- SET PROBLEM: All of the data must be printed exactly; please include every line.

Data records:
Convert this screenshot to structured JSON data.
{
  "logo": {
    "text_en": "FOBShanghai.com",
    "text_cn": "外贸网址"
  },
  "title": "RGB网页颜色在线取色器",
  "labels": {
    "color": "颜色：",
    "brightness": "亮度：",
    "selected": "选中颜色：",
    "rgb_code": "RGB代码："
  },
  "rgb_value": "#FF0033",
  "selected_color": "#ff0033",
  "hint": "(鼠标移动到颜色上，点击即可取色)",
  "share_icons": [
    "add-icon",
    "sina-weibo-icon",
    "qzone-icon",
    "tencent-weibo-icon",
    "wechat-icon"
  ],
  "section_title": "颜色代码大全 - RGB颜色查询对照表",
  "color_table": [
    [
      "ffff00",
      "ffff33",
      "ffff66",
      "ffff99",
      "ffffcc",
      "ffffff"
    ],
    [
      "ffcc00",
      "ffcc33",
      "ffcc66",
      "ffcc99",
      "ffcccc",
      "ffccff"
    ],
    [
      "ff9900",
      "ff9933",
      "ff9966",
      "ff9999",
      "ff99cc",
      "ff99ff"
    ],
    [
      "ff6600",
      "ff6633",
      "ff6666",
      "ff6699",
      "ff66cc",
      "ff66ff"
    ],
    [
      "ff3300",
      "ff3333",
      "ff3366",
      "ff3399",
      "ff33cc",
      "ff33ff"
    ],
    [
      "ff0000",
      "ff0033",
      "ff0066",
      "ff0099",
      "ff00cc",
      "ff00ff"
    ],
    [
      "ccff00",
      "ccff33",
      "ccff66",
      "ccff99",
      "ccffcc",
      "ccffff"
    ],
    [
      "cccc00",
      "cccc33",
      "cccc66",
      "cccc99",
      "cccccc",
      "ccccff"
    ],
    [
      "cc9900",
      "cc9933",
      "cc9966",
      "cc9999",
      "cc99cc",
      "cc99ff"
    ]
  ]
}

- WRITTEN RESPONSE:
Convert this screenshot to structured JSON data.
{
  "logo": {
    "text_en": "FOBShanghai.com",
    "text_cn": "外贸网址"
  },
  "title": "RGB网页颜色在线取色器",
  "labels": {
    "color": "颜色：",
    "brightness": "亮度：",
    "selected": "选中颜色：",
    "rgb_code": "RGB代码："
  },
  "rgb_value": "#FF0033",
  "selected_color": "#ff0033",
  "hint": "(鼠标移动到颜色上，点击即可取色)",
  "share_icons": [
    "add-icon",
    "sina-weibo-icon",
    "qzone-icon",
    "tencent-weibo-icon",
    "wechat-icon"
  ],
  "section_title": "颜色代码大全 - RGB颜色查询对照表",
  "color_table": [
    [
      "ffff00",
      "ffff33",
      "ffff66",
      "ffff99",
      "ffffcc",
      "ffffff"
    ],
    [
      "ffcc00",
      "ffcc33",
      "ffcc66",
      "ffcc99",
      "ffcccc",
      "ffccff"
    ],
    [
      "ff9900",
      "ff9933",
      "ff9966",
      "ff9999",
      "ff99cc",
      "ff99ff"
    ],
    [
      "ff6600",
      "ff6633",
      "ff6666",
      "ff6699",
      "ff66cc",
      "ff66ff"
    ],
    [
      "ff3300",
      "ff3333",
      "ff3366",
      "ff3399",
      "ff33cc",
      "ff33ff"
    ],
    [
      "ff0000",
      "ff0033",
      "ff0066",
      "ff0099",
      "ff00cc",
      "ff00ff"
    ],
    [
      "ccff00",
      "ccff33",
      "ccff66",
      "ccff99",
      "ccffcc",
      "ccffff"
    ],
    [
      "cccc00",
      "cccc33",
      "cccc66",
      "cccc99",
      "cccccc",
      "ccccff"
    ],
    [
      "cc9900",
      "cc9933",
      "cc9966",
      "cc9999",
      "cc99cc",
      "cc99ff"
    ]
  ]
}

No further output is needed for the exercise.